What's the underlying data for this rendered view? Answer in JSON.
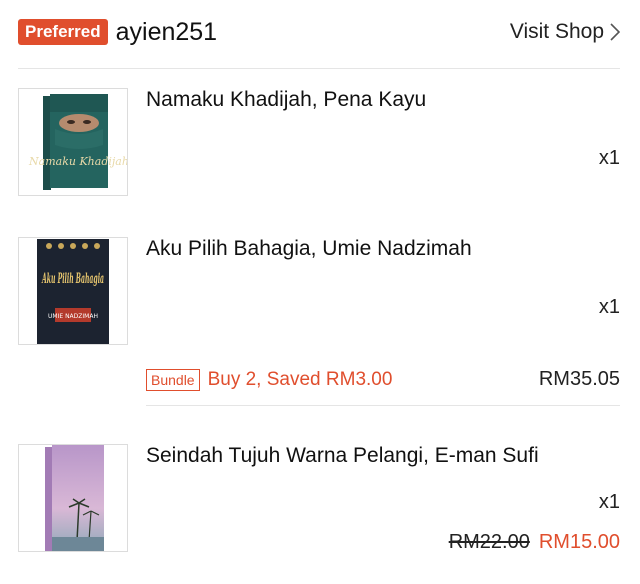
{
  "shop": {
    "badge": "Preferred",
    "name": "ayien251",
    "visit_label": "Visit Shop"
  },
  "items": [
    {
      "title": "Namaku Khadijah, Pena Kayu",
      "qty": "x1",
      "cover_text": "Namaku Khadijah"
    },
    {
      "title": "Aku Pilih Bahagia, Umie Nadzimah",
      "qty": "x1",
      "cover_text": "Aku Pilih Bahagia",
      "cover_author": "UMIE NADZIMAH"
    },
    {
      "title": "Seindah Tujuh Warna Pelangi, E-man Sufi",
      "qty": "x1",
      "old_price": "RM22.00",
      "price": "RM15.00"
    }
  ],
  "bundle": {
    "tag": "Bundle",
    "text": "Buy 2, Saved RM3.00",
    "price": "RM35.05"
  },
  "colors": {
    "accent": "#e04e2d",
    "divider": "#e5e5e5"
  },
  "icons": {
    "visit_shop": "chevron-right-icon"
  }
}
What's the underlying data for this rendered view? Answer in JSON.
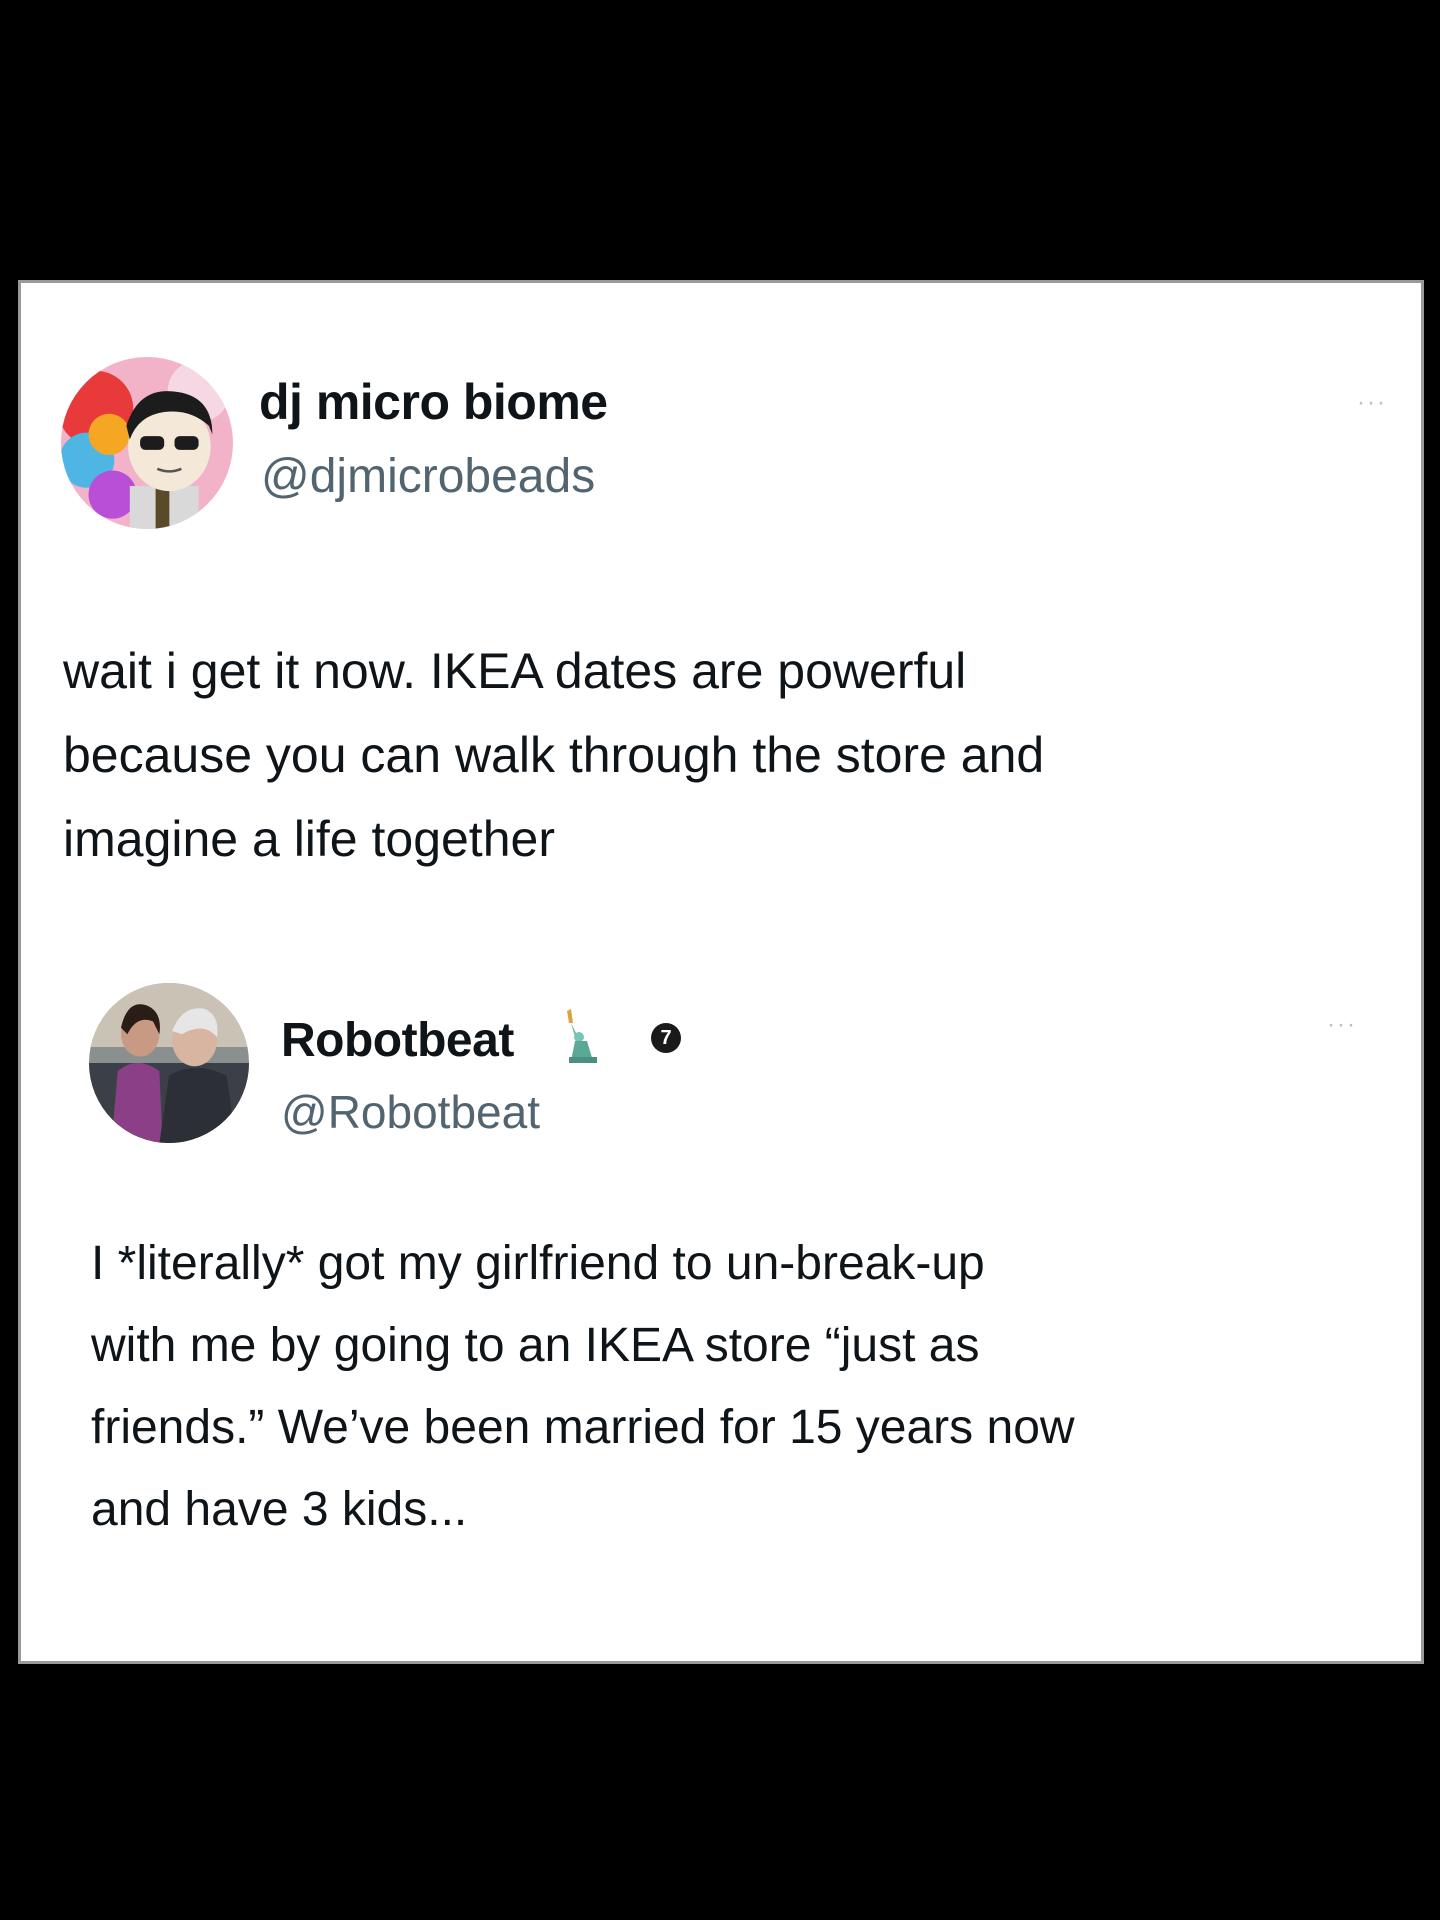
{
  "post1": {
    "display_name": "dj micro biome",
    "handle": "@djmicrobeads",
    "more_label": "···",
    "text": "wait i get it now. IKEA dates are powerful\nbecause you can walk through the store and\nimagine a life together",
    "avatar_icon": "cartoon-avatar-icon"
  },
  "post2": {
    "display_name": "Robotbeat",
    "handle": "@Robotbeat",
    "badge": "7",
    "more_label": "···",
    "text": "I *literally* got my girlfriend to un-break-up\nwith me by going to an IKEA store “just as\nfriends.” We’ve been married for 15 years now\nand have 3 kids...",
    "avatar_icon": "photo-avatar-icon",
    "emoji_icon": "statue-of-liberty-icon"
  },
  "colors": {
    "background": "#000000",
    "card": "#ffffff",
    "text": "#0f1419",
    "handle": "#536471"
  }
}
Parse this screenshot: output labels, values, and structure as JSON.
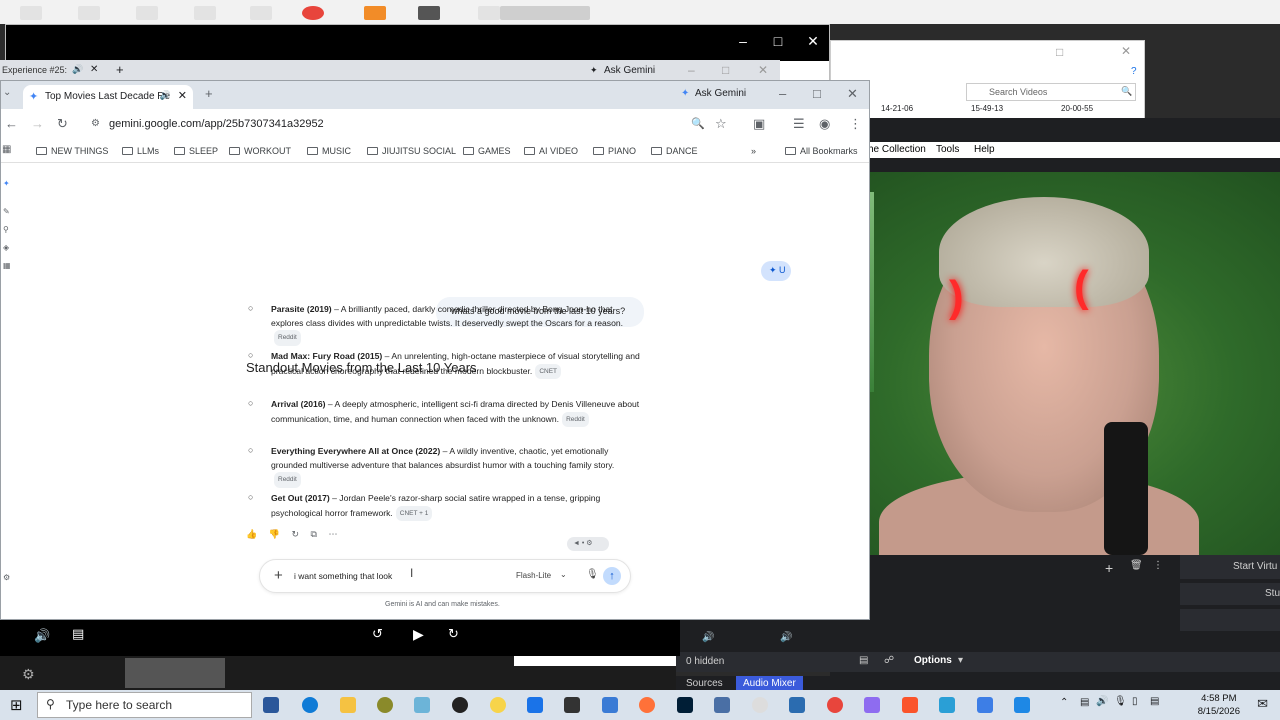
{
  "back_window": {
    "tab_fragment": "Experience #25:",
    "ask_gemini": "Ask Gemini",
    "obs_menu": [
      "he Collection",
      "Tools",
      "Help"
    ]
  },
  "right_window": {
    "search_placeholder": "Search Videos",
    "times": [
      "14-21-06",
      "15-49-13",
      "20-00-55"
    ]
  },
  "chrome": {
    "tab_title": "Top Movies Last Decade Re",
    "ask_gemini": "Ask Gemini",
    "url": "gemini.google.com/app/25b7307341a32952",
    "bookmarks": [
      "NEW THINGS",
      "LLMs",
      "SLEEP",
      "WORKOUT",
      "MUSIC",
      "JIUJITSU SOCIAL",
      "GAMES",
      "AI VIDEO",
      "PIANO",
      "DANCE"
    ],
    "all_bookmarks": "All Bookmarks"
  },
  "chat": {
    "user_message": "whats a good movie from the last 10 years?",
    "response_title": "Standout Movies from the Last 10 Years",
    "items": [
      {
        "title": "Parasite (2019)",
        "text": " – A brilliantly paced, darkly comedic thriller directed by Bong Joon-ho that explores class divides with unpredictable twists. It deservedly swept the Oscars for a reason.",
        "source": "Reddit"
      },
      {
        "title": "Mad Max: Fury Road (2015)",
        "text": " – An unrelenting, high-octane masterpiece of visual storytelling and practical action choreography that redefined the modern blockbuster.",
        "source": "CNET"
      },
      {
        "title": "Arrival (2016)",
        "text": " – A deeply atmospheric, intelligent sci-fi drama directed by Denis Villeneuve about communication, time, and human connection when faced with the unknown.",
        "source": "Reddit"
      },
      {
        "title": "Everything Everywhere All at Once (2022)",
        "text": " – A wildly inventive, chaotic, yet emotionally grounded multiverse adventure that balances absurdist humor with a touching family story.",
        "source": "Reddit"
      },
      {
        "title": "Get Out (2017)",
        "text": " – Jordan Peele's razor-sharp social satire wrapped in a tense, gripping psychological horror framework.",
        "source": "CNET + 1"
      }
    ],
    "input_text": "i want something that look",
    "model": "Flash-Lite",
    "disclaimer": "Gemini is AI and can make mistakes."
  },
  "obs": {
    "start_virtual": "Start Virtu",
    "studio": "Stu",
    "hidden": "0 hidden",
    "options": "Options",
    "tabs": [
      "Sources",
      "Audio Mixer"
    ]
  },
  "taskbar": {
    "search_placeholder": "Type here to search",
    "time": "4:58 PM",
    "date": "8/15/2026"
  },
  "colors": {
    "accent": "#0b57d0",
    "obs_bg": "#1e1f22",
    "taskbar": "#d9e2ec"
  }
}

- **TASK DESCRIPTION**
From the data above, copy each line that holds "directed".

- **REPLY**
        "text": " – A brilliantly paced, darkly comedic thriller directed by Bong Joon-ho that explores class divides with unpredictable twists. It deservedly swept the Oscars for a reason.",
        "text": " – A deeply atmospheric, intelligent sci-fi drama directed by Denis Villeneuve about communication, time, and human connection when faced with the unknown.",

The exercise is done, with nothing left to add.